[Data extracted from a collection]
+ + + + +
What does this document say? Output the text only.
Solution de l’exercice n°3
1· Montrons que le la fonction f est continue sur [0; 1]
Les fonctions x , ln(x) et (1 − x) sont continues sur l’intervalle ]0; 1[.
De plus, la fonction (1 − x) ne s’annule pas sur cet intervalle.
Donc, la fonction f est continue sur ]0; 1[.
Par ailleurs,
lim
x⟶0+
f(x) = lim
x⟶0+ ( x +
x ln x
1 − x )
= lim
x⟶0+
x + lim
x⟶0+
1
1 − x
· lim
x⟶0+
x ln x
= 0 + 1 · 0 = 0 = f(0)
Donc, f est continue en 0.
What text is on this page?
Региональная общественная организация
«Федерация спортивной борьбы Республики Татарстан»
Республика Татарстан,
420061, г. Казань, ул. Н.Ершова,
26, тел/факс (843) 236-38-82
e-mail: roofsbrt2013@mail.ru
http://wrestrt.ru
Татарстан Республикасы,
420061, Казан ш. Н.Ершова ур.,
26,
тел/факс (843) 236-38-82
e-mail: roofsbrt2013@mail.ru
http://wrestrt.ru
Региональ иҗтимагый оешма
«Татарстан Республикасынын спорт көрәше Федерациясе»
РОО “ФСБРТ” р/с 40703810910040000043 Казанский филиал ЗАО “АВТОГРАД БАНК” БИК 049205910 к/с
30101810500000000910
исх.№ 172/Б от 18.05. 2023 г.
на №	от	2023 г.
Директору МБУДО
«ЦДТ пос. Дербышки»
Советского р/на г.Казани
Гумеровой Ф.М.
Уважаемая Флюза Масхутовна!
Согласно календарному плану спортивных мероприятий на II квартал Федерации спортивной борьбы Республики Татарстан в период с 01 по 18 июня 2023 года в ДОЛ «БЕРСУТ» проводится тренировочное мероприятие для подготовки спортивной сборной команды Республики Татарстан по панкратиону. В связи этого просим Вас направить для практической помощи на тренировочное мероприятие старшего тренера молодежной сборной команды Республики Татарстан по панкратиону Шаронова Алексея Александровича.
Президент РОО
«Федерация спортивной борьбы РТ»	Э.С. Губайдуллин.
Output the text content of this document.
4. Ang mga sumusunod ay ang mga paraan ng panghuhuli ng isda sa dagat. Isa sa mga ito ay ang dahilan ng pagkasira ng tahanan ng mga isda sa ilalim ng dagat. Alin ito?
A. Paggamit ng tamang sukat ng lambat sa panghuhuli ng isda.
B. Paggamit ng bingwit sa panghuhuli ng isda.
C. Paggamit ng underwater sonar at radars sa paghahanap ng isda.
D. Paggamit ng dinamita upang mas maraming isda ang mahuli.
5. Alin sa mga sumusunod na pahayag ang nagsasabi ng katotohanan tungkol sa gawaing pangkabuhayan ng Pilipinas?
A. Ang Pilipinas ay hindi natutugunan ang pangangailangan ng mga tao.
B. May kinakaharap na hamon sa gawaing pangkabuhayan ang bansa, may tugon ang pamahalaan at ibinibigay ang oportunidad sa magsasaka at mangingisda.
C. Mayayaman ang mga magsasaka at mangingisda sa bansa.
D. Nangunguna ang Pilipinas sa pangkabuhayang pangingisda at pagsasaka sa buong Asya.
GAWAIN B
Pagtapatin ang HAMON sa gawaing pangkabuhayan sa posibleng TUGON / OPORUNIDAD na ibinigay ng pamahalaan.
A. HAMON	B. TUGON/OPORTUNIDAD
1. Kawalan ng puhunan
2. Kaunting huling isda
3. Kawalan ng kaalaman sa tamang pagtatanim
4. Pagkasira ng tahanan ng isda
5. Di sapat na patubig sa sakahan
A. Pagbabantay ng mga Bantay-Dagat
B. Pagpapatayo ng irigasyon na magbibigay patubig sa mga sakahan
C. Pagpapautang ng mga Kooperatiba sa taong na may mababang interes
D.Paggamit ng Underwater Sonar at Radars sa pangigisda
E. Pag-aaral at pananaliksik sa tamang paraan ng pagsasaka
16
+ + + + +
WORK INSTRUCTIONS
Each line in the listing above either holds the string "pamahalaan" or does not; state how many do, giving the number only.

ANSWER FOR THE TASK
2